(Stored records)
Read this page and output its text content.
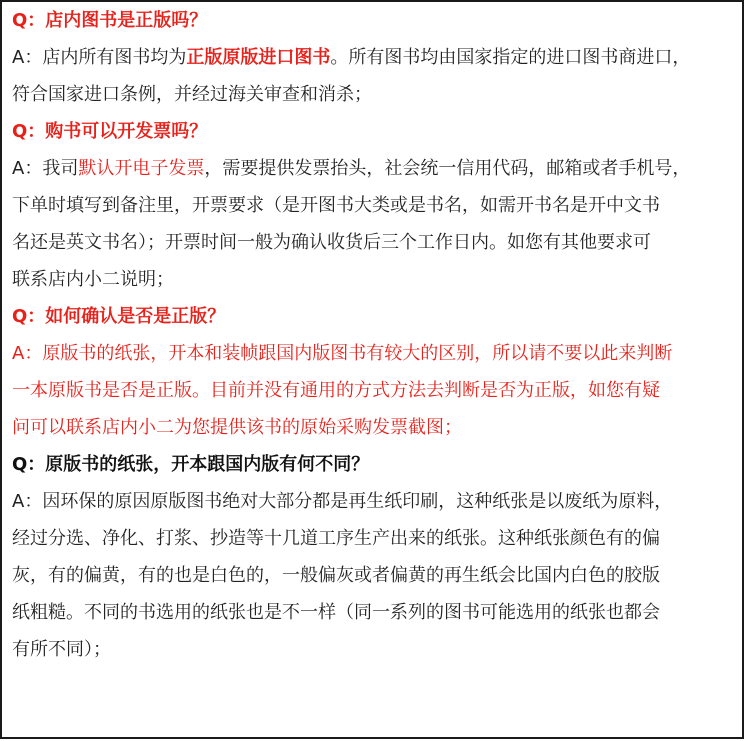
Q：店内图书是正版吗？
A：店内所有图书均为正版原版进口图书。所有图书均由国家指定的进口图书商进口，
符合国家进口条例，并经过海关审查和消杀；
Q：购书可以开发票吗？
A：我司默认开电子发票，需要提供发票抬头，社会统一信用代码，邮箱或者手机号，
下单时填写到备注里，开票要求（是开图书大类或是书名，如需开书名是开中文书
名还是英文书名）；开票时间一般为确认收货后三个工作日内。如您有其他要求可
联系店内小二说明；
Q：如何确认是否是正版？
A：原版书的纸张，开本和装帧跟国内版图书有较大的区别，所以请不要以此来判断
一本原版书是否是正版。目前并没有通用的方式方法去判断是否为正版，如您有疑
问可以联系店内小二为您提供该书的原始采购发票截图；
Q：原版书的纸张，开本跟国内版有何不同？
A：因环保的原因原版图书绝对大部分都是再生纸印刷，这种纸张是以废纸为原料，
经过分选、净化、打浆、抄造等十几道工序生产出来的纸张。这种纸张颜色有的偏
灰，有的偏黄，有的也是白色的，一般偏灰或者偏黄的再生纸会比国内白色的胶版
纸粗糙。不同的书选用的纸张也是不一样（同一系列的图书可能选用的纸张也都会
有所不同）；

## Challenge
Except for the pictures, copy every line of the records above exactly.

## Exercise answer
Read this page and output its text content.
Q：店内图书是正版吗？
A：店内所有图书均为正版原版进口图书。所有图书均由国家指定的进口图书商进口，
符合国家进口条例，并经过海关审查和消杀；
Q：购书可以开发票吗？
A：我司默认开电子发票，需要提供发票抬头，社会统一信用代码，邮箱或者手机号，
下单时填写到备注里，开票要求（是开图书大类或是书名，如需开书名是开中文书
名还是英文书名）；开票时间一般为确认收货后三个工作日内。如您有其他要求可
联系店内小二说明；
Q：如何确认是否是正版？
A：原版书的纸张，开本和装帧跟国内版图书有较大的区别，所以请不要以此来判断
一本原版书是否是正版。目前并没有通用的方式方法去判断是否为正版，如您有疑
问可以联系店内小二为您提供该书的原始采购发票截图；
Q：原版书的纸张，开本跟国内版有何不同？
A：因环保的原因原版图书绝对大部分都是再生纸印刷，这种纸张是以废纸为原料，
经过分选、净化、打浆、抄造等十几道工序生产出来的纸张。这种纸张颜色有的偏
灰，有的偏黄，有的也是白色的，一般偏灰或者偏黄的再生纸会比国内白色的胶版
纸粗糙。不同的书选用的纸张也是不一样（同一系列的图书可能选用的纸张也都会
有所不同）；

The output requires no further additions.